Work to do =
Filter the records for lines holding the string "Quarterly".

----------------

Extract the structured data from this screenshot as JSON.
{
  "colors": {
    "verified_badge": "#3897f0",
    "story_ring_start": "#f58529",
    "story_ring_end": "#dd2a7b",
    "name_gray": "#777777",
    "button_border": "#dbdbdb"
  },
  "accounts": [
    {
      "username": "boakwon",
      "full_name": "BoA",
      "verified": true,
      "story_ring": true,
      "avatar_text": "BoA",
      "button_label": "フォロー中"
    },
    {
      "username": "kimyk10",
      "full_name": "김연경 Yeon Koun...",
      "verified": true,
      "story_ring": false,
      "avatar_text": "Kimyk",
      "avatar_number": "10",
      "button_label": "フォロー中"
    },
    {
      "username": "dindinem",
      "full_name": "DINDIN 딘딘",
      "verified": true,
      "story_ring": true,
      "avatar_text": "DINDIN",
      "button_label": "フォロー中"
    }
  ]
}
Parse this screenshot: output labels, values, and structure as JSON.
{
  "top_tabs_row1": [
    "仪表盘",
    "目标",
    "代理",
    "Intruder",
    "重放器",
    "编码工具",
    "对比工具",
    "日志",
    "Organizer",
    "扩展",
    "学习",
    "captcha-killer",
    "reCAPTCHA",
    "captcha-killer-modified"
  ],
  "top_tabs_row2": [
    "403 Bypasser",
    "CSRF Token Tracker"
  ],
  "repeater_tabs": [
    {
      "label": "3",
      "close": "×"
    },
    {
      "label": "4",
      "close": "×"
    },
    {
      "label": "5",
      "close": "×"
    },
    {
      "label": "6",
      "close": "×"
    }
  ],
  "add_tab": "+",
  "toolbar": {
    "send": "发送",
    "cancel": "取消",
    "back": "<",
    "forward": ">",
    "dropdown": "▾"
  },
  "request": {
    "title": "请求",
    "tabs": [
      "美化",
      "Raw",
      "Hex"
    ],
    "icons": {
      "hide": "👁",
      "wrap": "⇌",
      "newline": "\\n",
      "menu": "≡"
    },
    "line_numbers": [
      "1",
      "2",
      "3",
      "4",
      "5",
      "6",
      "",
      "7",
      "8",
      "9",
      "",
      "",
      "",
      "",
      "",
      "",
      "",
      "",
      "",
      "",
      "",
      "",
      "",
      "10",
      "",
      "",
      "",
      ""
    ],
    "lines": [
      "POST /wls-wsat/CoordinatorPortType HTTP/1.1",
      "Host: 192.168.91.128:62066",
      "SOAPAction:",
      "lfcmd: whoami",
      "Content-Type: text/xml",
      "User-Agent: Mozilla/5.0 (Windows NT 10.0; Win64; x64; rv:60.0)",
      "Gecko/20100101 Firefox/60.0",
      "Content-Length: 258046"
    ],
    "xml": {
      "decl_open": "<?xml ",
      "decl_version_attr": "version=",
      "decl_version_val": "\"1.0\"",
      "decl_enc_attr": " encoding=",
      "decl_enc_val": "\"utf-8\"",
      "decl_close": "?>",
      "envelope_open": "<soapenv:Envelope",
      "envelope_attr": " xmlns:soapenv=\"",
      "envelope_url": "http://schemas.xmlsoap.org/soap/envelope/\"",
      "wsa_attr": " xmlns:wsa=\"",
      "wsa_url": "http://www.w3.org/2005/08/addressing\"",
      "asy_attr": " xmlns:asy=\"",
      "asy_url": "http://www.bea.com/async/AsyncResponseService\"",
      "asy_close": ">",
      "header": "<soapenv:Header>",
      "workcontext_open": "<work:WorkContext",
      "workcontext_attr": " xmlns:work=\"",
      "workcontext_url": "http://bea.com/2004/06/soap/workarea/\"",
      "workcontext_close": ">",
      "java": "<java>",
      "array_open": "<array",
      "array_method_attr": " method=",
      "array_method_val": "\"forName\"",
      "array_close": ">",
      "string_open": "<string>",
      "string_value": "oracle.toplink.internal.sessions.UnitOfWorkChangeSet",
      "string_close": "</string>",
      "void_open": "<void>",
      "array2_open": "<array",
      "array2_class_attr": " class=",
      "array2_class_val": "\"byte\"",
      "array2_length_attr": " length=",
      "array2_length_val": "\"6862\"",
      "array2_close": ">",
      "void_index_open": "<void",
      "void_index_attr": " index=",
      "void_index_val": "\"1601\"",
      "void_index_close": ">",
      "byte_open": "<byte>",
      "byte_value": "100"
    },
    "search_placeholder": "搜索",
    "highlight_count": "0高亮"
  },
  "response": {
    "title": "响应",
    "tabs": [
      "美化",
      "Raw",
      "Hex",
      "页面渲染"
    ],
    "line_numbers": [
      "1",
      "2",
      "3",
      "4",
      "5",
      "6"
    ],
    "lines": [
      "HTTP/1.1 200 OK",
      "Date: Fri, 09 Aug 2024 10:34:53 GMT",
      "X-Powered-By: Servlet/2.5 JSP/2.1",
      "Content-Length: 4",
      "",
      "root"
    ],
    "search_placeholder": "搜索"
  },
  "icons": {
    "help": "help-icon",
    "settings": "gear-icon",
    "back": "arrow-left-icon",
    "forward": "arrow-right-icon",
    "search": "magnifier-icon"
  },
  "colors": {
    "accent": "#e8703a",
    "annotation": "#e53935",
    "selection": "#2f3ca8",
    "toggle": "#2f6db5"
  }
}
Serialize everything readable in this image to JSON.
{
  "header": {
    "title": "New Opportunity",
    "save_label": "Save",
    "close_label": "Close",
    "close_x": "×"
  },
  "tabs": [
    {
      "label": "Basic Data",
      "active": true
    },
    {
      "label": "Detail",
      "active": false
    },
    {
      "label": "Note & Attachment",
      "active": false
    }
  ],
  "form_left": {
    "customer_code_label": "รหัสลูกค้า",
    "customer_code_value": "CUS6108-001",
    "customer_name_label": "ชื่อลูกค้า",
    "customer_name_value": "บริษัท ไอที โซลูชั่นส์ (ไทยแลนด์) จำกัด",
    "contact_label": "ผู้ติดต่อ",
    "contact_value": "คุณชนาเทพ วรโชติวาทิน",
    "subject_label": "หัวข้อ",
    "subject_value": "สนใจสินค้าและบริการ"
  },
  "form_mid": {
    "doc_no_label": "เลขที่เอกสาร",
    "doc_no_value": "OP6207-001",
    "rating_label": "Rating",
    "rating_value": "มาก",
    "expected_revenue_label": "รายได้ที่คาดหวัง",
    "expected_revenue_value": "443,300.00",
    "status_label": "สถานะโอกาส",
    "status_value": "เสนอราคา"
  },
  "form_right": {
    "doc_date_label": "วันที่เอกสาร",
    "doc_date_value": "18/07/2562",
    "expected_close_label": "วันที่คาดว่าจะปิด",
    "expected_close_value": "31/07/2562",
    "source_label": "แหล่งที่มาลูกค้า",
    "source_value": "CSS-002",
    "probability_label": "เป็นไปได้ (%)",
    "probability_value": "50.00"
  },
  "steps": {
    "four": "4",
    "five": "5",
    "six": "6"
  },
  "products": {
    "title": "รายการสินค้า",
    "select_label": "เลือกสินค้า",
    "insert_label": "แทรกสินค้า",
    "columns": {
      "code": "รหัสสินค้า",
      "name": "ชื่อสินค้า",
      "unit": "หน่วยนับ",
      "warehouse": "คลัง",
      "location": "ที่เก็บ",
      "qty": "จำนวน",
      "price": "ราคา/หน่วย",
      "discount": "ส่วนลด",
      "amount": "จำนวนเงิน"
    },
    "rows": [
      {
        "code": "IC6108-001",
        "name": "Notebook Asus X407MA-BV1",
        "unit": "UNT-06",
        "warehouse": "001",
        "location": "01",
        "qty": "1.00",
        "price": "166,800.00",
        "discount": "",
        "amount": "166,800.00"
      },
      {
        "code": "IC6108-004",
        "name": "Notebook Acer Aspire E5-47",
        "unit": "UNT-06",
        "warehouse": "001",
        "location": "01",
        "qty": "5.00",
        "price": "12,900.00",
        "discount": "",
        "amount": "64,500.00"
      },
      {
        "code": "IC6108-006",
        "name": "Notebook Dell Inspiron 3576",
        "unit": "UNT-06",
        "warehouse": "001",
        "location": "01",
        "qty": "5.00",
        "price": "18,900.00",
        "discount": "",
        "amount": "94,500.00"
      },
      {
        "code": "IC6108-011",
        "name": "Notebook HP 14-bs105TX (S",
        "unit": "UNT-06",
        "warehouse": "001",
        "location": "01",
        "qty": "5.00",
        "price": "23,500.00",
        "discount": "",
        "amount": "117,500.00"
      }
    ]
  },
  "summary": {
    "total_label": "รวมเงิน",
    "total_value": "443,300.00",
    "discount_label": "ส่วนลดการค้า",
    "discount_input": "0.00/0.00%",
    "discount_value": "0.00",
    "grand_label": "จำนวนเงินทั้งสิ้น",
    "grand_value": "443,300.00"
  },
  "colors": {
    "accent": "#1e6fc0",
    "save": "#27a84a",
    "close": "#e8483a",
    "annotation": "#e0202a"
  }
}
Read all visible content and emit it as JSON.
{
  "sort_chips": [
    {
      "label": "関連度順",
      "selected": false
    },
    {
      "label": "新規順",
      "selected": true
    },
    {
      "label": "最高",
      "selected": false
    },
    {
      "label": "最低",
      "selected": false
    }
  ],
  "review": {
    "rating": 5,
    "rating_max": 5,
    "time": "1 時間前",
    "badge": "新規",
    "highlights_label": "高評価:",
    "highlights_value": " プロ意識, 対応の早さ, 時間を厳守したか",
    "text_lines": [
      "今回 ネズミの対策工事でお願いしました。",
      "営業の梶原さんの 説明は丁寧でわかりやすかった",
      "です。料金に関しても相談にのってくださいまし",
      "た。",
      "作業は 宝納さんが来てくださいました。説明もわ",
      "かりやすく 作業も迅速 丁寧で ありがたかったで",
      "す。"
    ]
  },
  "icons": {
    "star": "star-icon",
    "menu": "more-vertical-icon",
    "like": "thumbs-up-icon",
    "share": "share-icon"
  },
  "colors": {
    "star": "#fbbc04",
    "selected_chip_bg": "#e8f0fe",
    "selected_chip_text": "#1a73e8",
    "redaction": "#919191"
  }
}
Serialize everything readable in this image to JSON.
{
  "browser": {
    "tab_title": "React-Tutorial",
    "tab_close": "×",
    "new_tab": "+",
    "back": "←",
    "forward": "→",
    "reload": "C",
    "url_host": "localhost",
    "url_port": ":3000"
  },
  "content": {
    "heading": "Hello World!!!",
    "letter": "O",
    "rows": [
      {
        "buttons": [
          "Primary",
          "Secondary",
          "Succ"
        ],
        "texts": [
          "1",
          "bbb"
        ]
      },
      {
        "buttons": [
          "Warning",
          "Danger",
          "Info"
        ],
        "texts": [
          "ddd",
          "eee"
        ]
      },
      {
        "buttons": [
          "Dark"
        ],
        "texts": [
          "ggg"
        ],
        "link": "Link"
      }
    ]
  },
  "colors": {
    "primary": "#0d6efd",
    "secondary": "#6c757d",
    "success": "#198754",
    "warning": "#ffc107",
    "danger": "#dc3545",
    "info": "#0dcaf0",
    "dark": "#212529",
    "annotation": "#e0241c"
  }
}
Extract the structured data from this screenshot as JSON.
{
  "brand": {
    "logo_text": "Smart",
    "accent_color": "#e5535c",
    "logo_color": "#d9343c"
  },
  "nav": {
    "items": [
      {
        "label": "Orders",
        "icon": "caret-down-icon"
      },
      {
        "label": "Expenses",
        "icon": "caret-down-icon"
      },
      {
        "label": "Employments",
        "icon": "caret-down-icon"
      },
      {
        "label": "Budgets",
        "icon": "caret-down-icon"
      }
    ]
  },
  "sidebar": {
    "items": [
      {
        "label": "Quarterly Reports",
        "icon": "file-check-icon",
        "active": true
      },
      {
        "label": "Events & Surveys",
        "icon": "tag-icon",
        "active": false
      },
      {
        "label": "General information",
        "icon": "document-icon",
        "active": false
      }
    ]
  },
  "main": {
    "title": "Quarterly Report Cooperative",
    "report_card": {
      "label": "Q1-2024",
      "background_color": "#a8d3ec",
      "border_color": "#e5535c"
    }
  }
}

----------------

Result for this exercise =
        "label": "Quarterly Reports",
    "title": "Quarterly Report Cooperative",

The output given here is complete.